## Written task
Find the string "this" in the listing and report every line that has it.

## Recorded information
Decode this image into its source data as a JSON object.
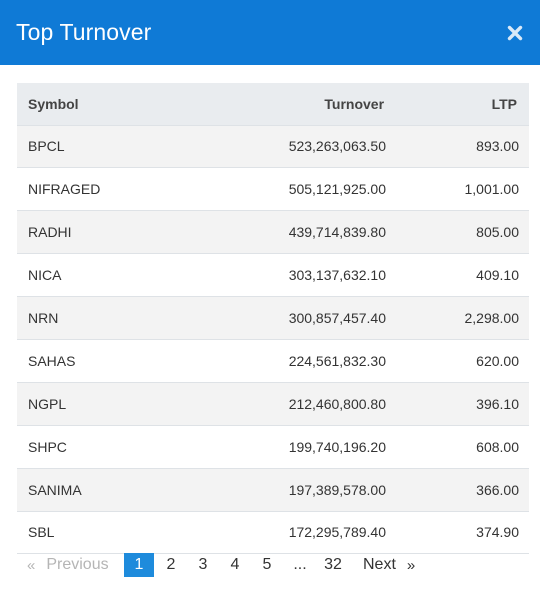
{
  "header": {
    "title": "Top Turnover"
  },
  "table": {
    "columns": {
      "symbol": "Symbol",
      "turnover": "Turnover",
      "ltp": "LTP"
    },
    "rows": [
      {
        "symbol": "BPCL",
        "turnover": "523,263,063.50",
        "ltp": "893.00"
      },
      {
        "symbol": "NIFRAGED",
        "turnover": "505,121,925.00",
        "ltp": "1,001.00"
      },
      {
        "symbol": "RADHI",
        "turnover": "439,714,839.80",
        "ltp": "805.00"
      },
      {
        "symbol": "NICA",
        "turnover": "303,137,632.10",
        "ltp": "409.10"
      },
      {
        "symbol": "NRN",
        "turnover": "300,857,457.40",
        "ltp": "2,298.00"
      },
      {
        "symbol": "SAHAS",
        "turnover": "224,561,832.30",
        "ltp": "620.00"
      },
      {
        "symbol": "NGPL",
        "turnover": "212,460,800.80",
        "ltp": "396.10"
      },
      {
        "symbol": "SHPC",
        "turnover": "199,740,196.20",
        "ltp": "608.00"
      },
      {
        "symbol": "SANIMA",
        "turnover": "197,389,578.00",
        "ltp": "366.00"
      },
      {
        "symbol": "SBL",
        "turnover": "172,295,789.40",
        "ltp": "374.90"
      }
    ]
  },
  "pagination": {
    "prev_arrow": "«",
    "prev_label": "Previous",
    "pages": [
      "1",
      "2",
      "3",
      "4",
      "5"
    ],
    "active_page": "1",
    "ellipsis": "...",
    "last_page": "32",
    "next_label": "Next",
    "next_arrow": "»"
  },
  "icons": {
    "close": "close-icon"
  },
  "colors": {
    "header_bg": "#0f7ad6",
    "active_page_bg": "#1e8bdc",
    "table_head_bg": "#e9ecef"
  }
}
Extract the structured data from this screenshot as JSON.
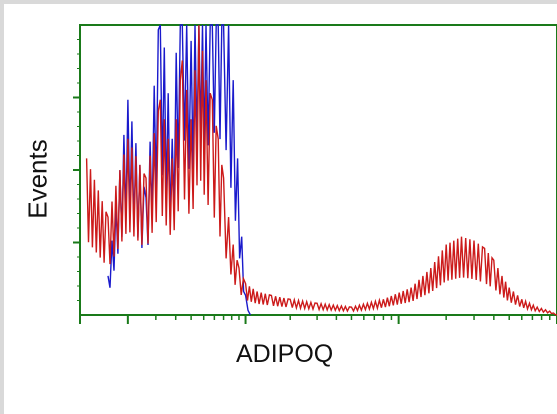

## Written solution
Decode this image into its source data as a JSON object.
Extract the structured data from this screenshot as JSON.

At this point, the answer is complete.